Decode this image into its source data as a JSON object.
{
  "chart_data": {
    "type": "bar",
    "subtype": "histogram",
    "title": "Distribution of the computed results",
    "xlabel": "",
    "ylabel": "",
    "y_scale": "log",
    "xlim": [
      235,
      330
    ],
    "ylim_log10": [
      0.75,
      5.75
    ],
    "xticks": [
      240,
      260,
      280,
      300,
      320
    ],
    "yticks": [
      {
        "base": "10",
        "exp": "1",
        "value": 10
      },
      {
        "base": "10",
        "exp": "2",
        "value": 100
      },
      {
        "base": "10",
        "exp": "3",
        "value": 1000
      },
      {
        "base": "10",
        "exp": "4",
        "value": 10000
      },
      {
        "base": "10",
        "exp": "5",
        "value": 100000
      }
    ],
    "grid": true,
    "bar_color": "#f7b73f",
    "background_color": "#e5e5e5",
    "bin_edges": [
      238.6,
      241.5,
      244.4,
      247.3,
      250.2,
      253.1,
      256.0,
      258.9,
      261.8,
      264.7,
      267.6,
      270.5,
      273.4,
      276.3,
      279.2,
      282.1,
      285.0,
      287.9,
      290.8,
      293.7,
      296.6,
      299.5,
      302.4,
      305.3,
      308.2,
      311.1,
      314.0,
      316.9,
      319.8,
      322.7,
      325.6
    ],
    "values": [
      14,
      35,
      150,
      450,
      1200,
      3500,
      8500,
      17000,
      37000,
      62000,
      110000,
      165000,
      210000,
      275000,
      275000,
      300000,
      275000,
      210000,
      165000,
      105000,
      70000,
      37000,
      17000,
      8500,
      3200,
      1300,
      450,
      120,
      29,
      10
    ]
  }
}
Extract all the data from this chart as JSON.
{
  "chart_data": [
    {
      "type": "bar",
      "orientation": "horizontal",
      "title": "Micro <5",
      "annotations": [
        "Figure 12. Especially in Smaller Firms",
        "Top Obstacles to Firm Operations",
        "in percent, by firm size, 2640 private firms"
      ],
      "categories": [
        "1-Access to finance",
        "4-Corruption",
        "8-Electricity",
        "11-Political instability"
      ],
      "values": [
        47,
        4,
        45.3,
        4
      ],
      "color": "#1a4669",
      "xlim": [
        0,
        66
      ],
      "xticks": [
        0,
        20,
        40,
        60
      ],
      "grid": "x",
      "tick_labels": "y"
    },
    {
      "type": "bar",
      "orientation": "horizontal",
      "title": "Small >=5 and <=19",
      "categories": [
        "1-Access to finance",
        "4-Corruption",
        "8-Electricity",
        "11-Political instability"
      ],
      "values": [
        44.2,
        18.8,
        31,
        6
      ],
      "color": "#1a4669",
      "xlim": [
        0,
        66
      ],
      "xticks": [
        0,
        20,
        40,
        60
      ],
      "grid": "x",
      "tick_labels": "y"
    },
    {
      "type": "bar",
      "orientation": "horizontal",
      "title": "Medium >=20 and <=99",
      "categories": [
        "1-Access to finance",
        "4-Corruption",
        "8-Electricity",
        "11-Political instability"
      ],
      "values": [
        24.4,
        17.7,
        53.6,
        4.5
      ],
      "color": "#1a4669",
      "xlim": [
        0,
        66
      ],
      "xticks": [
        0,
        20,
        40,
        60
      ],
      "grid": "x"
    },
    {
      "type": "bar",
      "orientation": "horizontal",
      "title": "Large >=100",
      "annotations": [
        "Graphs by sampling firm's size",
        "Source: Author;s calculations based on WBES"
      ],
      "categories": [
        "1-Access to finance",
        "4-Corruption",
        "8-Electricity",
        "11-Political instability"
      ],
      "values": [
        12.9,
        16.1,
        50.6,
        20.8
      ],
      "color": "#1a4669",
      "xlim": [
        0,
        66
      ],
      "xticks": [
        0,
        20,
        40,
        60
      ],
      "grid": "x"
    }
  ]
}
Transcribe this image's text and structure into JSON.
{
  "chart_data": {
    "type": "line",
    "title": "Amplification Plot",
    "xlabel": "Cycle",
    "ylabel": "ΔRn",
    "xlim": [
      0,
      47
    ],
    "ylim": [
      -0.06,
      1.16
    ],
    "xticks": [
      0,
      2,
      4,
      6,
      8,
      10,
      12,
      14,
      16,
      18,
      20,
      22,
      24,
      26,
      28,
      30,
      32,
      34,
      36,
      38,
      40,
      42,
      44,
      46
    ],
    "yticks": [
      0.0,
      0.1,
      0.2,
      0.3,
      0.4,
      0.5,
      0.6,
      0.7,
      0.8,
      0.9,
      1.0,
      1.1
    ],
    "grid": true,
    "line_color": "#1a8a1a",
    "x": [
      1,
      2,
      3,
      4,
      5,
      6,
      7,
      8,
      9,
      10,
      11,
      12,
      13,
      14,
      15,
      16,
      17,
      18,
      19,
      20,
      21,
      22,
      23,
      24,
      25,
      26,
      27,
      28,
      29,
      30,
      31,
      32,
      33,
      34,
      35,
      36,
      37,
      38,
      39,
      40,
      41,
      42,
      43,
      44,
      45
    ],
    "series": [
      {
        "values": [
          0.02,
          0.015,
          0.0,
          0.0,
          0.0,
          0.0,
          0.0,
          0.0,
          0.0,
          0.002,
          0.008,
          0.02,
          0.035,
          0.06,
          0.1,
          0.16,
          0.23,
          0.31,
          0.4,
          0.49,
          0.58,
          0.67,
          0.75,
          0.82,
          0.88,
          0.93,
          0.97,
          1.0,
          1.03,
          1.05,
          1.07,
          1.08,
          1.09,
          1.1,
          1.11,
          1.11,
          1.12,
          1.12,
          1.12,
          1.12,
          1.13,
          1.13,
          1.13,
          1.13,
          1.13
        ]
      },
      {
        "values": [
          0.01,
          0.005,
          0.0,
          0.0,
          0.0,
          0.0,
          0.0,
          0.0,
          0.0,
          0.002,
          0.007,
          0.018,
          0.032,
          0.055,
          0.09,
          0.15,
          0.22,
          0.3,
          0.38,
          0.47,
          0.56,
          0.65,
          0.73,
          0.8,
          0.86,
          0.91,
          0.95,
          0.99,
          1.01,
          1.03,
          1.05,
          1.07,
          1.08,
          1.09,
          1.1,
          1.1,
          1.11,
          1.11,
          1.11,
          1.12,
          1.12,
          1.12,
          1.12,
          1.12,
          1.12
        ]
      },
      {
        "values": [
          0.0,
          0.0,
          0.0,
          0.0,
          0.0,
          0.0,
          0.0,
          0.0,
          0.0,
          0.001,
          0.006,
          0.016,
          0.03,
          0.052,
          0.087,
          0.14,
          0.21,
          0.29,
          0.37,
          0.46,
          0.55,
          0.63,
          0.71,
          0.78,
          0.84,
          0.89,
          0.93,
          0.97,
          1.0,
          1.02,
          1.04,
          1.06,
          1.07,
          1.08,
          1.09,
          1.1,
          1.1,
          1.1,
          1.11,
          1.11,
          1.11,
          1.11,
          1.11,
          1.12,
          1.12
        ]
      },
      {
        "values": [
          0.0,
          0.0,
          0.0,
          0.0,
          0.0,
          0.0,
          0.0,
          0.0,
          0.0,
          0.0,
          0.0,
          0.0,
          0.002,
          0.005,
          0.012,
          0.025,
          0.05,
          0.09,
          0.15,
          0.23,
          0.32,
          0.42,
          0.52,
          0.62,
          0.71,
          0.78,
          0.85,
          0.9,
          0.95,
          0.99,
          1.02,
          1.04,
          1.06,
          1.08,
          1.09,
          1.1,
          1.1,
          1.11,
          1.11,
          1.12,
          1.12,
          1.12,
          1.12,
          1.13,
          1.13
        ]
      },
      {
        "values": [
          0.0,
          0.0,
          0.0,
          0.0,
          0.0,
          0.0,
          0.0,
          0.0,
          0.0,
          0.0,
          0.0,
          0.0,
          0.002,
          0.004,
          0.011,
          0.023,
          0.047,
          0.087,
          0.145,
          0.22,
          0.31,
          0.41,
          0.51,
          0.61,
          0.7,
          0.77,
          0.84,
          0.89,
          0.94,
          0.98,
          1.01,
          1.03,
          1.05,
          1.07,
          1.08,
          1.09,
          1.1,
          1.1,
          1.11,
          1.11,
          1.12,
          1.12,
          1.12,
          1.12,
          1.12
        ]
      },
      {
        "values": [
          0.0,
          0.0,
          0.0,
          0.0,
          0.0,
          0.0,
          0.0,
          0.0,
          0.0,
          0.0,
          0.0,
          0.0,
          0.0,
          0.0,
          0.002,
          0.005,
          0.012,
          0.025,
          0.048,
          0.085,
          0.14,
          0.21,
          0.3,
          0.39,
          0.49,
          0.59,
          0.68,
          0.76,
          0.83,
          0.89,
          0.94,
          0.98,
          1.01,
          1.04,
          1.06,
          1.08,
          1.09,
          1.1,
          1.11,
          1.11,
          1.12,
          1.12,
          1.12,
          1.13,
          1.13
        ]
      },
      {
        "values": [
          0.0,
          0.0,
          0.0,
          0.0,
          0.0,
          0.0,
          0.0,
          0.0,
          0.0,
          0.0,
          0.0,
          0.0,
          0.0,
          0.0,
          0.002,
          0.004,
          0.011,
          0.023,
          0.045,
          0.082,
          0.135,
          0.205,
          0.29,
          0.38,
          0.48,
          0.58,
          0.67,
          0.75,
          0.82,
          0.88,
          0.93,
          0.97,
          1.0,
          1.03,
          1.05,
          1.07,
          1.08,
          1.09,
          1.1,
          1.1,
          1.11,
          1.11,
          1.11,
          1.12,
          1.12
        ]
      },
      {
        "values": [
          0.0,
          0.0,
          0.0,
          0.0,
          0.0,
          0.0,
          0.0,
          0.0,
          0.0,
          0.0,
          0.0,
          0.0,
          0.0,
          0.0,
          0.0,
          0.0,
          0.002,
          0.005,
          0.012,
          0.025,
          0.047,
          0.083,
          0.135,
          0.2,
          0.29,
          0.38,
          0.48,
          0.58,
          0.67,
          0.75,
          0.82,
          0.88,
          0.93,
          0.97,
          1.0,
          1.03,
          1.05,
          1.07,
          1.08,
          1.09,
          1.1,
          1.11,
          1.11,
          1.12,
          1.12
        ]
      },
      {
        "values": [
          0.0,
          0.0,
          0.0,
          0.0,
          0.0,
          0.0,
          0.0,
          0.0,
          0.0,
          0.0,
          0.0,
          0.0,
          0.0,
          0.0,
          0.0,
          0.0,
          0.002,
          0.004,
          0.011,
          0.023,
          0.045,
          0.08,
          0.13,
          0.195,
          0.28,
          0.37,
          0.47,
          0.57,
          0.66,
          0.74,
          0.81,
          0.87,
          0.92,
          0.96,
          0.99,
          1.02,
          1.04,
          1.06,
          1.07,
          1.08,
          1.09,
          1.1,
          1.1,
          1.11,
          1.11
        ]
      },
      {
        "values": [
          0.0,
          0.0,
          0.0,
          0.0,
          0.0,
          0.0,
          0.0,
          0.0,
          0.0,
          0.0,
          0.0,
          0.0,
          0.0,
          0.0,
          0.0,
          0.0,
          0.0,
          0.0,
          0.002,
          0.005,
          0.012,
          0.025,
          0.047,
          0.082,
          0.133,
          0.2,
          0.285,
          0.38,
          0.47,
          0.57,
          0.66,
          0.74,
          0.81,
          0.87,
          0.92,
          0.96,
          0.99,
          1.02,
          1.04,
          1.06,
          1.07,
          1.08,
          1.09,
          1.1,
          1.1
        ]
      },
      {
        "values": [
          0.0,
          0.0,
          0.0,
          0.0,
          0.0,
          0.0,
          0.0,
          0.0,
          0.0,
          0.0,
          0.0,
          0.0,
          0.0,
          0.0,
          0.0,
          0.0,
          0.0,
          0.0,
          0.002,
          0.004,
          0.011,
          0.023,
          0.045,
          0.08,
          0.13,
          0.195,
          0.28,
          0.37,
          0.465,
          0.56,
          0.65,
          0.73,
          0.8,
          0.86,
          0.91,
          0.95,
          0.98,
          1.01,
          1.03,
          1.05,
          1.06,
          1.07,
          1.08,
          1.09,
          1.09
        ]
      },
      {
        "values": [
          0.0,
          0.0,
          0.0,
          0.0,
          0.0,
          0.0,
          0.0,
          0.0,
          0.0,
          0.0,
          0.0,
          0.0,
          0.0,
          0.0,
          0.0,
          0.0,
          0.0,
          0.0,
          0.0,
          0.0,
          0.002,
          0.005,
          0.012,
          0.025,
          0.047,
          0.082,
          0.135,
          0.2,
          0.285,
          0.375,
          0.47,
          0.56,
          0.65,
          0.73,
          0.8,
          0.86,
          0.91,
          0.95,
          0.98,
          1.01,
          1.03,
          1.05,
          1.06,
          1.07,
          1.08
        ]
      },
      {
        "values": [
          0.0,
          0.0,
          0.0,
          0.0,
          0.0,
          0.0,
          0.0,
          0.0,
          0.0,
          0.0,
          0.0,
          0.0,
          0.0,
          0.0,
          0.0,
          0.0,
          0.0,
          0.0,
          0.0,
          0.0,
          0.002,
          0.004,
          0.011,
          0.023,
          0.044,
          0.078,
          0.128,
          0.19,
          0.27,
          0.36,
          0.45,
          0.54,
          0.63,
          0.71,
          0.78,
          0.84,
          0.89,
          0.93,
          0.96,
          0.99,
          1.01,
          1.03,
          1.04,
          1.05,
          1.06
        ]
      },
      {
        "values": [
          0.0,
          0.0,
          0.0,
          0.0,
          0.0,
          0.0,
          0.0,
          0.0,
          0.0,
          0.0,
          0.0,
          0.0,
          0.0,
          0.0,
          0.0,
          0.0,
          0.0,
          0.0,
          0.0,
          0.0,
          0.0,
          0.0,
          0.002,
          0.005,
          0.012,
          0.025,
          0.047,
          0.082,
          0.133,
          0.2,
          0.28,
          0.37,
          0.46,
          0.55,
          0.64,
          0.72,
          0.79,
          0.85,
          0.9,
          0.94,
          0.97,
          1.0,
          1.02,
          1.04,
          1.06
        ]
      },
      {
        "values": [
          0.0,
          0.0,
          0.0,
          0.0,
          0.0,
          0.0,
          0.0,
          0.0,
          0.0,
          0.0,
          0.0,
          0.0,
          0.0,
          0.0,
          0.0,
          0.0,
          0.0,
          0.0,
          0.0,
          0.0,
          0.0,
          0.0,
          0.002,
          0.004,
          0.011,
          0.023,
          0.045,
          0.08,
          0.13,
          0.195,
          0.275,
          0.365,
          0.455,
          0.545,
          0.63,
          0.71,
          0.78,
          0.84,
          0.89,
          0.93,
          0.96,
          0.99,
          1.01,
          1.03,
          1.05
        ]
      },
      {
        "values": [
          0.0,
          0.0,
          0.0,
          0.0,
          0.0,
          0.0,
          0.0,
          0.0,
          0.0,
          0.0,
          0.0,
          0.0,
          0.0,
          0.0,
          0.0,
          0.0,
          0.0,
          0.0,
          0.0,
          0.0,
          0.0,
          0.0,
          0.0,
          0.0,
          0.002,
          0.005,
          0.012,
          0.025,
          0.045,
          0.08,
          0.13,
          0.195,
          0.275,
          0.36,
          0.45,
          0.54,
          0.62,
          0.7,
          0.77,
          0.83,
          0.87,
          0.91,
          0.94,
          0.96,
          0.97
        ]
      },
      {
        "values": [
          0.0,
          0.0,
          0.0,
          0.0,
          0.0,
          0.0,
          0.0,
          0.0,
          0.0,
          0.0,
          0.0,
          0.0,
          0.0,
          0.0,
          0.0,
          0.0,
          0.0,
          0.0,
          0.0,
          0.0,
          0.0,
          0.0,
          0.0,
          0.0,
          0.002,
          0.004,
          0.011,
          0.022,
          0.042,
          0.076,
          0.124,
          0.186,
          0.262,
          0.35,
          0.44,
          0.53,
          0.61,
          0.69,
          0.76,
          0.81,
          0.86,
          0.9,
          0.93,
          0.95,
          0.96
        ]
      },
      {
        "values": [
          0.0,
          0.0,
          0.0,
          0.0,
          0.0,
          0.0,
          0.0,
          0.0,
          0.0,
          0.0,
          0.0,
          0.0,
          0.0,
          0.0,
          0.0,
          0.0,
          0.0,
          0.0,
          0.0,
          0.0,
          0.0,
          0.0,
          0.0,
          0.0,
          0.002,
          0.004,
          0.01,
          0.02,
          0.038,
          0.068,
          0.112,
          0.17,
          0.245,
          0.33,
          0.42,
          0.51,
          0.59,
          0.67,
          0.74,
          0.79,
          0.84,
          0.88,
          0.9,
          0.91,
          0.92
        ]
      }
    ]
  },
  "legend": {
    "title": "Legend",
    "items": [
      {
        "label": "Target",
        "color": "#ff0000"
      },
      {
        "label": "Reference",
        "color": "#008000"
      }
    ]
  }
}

━━━━━━━━━━━━━━━━

* Work instructions *
Which lines above contain "JSON"? Show each of them.

* Answer *
Decode this image into its source data as a JSON object.
Extract all the data from this chart as JSON.
Transcribe this image's text and structure into JSON.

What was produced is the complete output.